EXERCISE TASK: Copy out the part of the entries below that opens with the line containing "Patent image size: (1320, 982)." and closes with the line containing "The jacket surface 38 is at (903, 270).", renaming "perspective" to "oblique" and leaving everything else as it is.

(Source records)
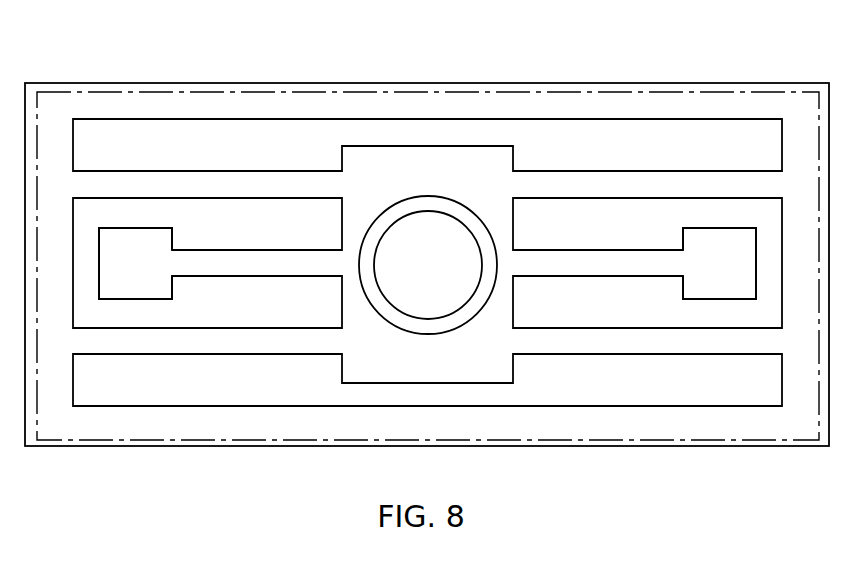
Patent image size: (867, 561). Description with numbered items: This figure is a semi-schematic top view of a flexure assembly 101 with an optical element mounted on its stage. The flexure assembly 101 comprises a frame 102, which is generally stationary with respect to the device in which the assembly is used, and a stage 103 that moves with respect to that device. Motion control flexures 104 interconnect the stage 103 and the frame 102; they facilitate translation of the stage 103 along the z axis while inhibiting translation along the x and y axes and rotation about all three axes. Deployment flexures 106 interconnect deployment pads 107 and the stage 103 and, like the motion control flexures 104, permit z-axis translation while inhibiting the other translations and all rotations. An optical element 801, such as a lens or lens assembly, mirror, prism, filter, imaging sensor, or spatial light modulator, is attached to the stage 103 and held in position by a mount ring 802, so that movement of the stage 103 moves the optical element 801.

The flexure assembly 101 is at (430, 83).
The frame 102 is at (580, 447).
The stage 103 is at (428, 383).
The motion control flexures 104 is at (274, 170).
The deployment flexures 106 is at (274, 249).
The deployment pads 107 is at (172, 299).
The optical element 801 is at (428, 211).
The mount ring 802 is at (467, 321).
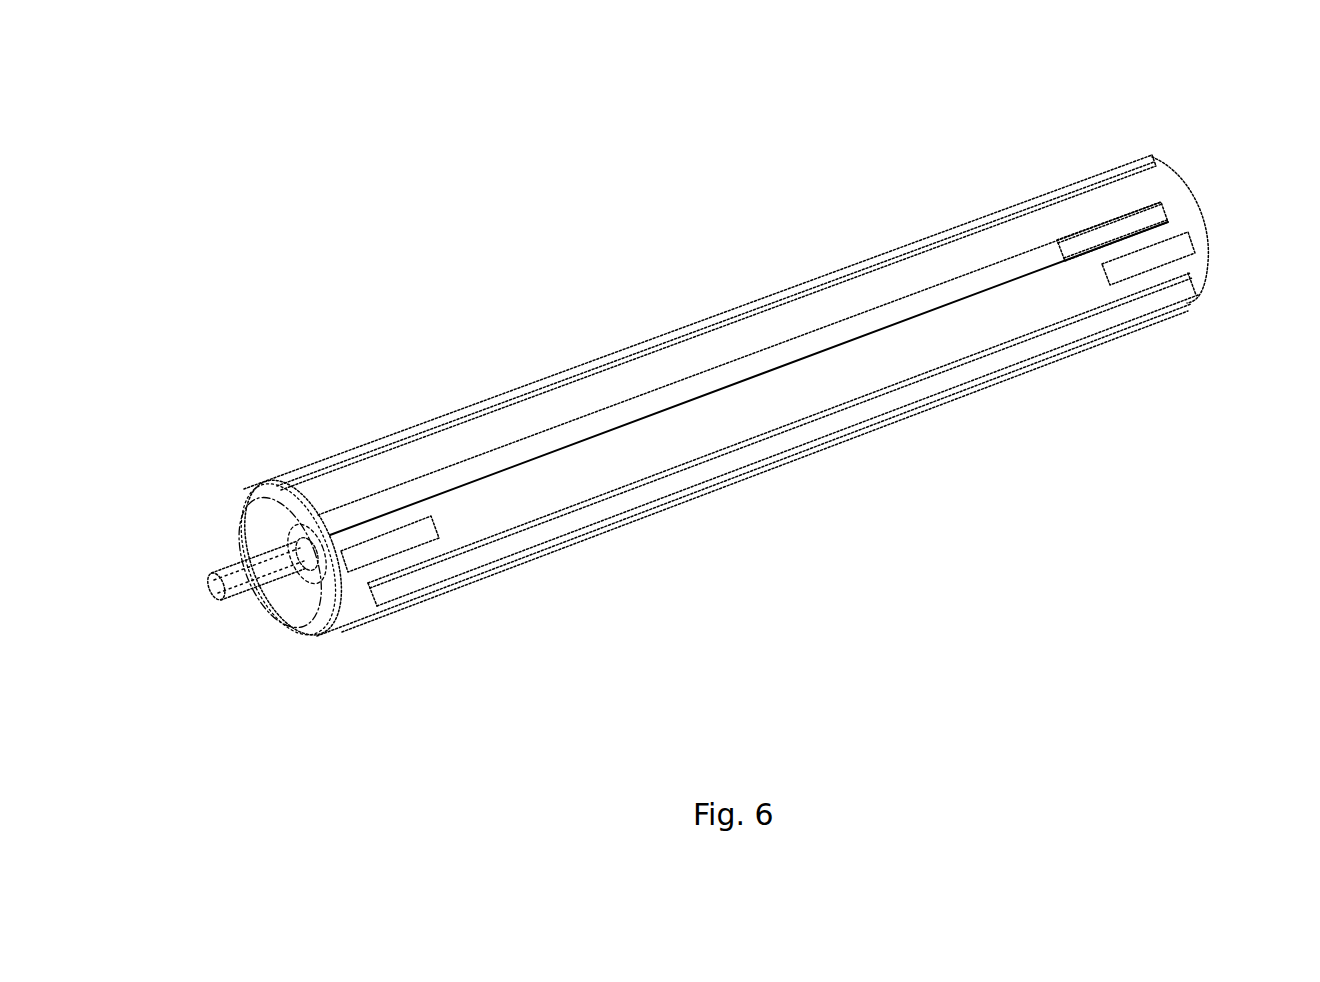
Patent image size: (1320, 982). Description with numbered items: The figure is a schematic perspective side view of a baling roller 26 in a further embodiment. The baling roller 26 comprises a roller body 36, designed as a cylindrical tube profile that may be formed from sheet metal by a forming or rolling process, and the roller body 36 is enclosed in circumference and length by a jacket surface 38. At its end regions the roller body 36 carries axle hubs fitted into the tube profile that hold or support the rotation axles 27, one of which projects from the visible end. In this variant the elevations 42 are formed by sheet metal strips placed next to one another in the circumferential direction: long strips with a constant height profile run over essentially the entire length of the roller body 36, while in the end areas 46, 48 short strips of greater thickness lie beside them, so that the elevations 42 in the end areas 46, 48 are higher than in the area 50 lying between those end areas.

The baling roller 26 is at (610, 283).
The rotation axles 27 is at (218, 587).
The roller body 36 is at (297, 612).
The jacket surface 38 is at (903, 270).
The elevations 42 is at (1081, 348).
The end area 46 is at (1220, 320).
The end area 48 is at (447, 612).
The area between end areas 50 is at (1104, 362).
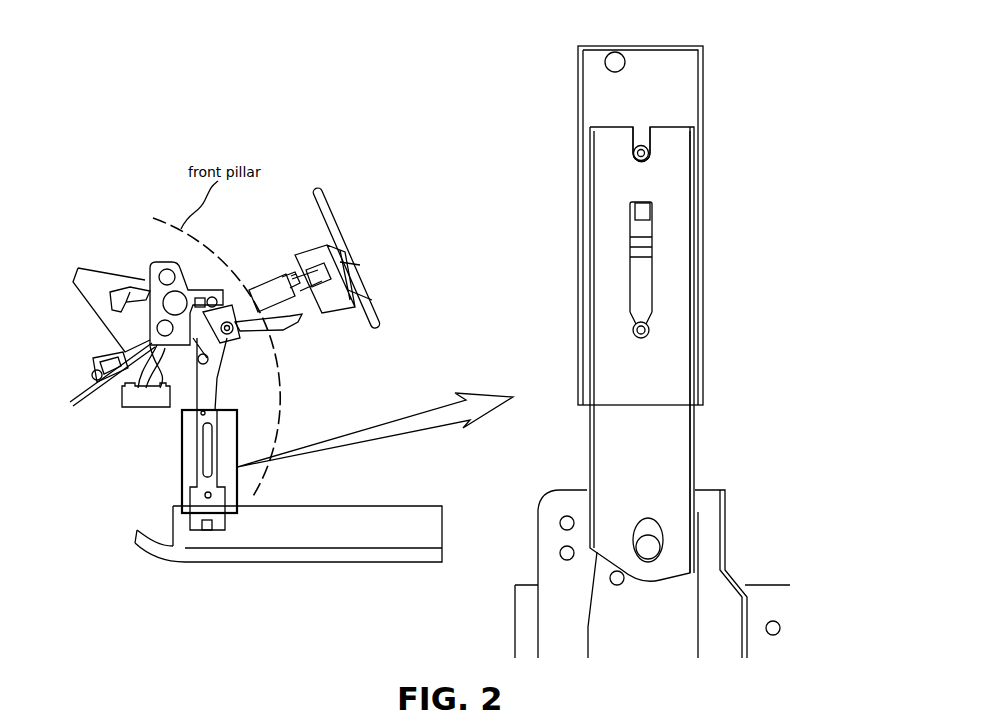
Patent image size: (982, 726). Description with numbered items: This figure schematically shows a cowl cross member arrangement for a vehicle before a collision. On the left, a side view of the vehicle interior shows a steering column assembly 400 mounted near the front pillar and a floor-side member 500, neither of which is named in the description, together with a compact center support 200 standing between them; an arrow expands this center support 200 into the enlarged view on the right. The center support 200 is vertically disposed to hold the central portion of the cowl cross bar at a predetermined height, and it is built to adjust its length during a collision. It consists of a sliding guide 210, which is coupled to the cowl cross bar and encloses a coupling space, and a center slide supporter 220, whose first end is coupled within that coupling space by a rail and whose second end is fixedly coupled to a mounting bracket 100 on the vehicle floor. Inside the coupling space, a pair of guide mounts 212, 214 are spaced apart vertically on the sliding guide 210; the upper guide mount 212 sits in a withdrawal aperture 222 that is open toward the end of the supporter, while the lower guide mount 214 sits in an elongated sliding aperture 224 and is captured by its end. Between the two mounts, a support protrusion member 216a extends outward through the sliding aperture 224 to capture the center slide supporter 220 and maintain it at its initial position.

==

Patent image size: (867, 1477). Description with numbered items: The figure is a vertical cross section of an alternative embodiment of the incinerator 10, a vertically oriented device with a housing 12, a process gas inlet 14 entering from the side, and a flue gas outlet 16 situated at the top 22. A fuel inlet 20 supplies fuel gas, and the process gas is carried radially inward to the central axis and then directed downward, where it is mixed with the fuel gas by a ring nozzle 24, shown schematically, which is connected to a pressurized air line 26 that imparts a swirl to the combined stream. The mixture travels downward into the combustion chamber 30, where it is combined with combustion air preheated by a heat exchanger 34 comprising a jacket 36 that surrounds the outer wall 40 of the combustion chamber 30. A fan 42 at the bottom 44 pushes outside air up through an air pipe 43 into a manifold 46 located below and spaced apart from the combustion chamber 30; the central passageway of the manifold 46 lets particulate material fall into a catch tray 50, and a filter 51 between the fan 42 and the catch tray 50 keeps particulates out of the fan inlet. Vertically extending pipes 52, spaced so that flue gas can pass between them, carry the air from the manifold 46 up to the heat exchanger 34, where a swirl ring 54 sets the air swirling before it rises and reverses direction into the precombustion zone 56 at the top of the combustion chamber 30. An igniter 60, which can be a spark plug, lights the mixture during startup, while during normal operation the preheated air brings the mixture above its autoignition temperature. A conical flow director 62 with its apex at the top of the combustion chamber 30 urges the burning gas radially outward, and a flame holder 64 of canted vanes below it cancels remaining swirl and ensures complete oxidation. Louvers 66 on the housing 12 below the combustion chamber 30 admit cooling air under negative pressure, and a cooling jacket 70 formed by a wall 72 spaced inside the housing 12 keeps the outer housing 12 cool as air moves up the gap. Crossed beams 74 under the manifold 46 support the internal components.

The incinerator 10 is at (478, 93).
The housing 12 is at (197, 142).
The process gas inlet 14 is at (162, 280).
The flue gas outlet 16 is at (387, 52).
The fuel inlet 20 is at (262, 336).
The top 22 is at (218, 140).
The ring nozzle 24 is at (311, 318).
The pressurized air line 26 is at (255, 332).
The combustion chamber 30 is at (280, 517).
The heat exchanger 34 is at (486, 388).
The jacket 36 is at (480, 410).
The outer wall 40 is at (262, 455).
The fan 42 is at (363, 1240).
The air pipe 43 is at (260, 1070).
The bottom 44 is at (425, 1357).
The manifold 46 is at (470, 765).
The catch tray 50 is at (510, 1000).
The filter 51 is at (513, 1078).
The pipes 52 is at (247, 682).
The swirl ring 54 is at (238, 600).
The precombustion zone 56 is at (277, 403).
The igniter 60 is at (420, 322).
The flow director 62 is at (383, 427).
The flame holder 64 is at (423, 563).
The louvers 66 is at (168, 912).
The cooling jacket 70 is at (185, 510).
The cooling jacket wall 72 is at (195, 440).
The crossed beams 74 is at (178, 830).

SOLVED EXERCISE:
Patent image size: (1320, 982). Description with numbered items: The figure is a schematic oblique side view of a baling roller 26 in a further embodiment. The baling roller 26 comprises a roller body 36, designed as a cylindrical tube profile that may be formed from sheet metal by a forming or rolling process, and the roller body 36 is enclosed in circumference and length by a jacket surface 38. At its end regions the roller body 36 carries axle hubs fitted into the tube profile that hold or support the rotation axles 27, one of which projects from the visible end. In this variant the elevations 42 are formed by sheet metal strips placed next to one another in the circumferential direction: long strips with a constant height profile run over essentially the entire length of the roller body 36, while in the end areas 46, 48 short strips of greater thickness lie beside them, so that the elevations 42 in the end areas 46, 48 are higher than in the area 50 lying between those end areas.

The baling roller 26 is at (610, 283).
The rotation axles 27 is at (218, 587).
The roller body 36 is at (297, 612).
The jacket surface 38 is at (903, 270).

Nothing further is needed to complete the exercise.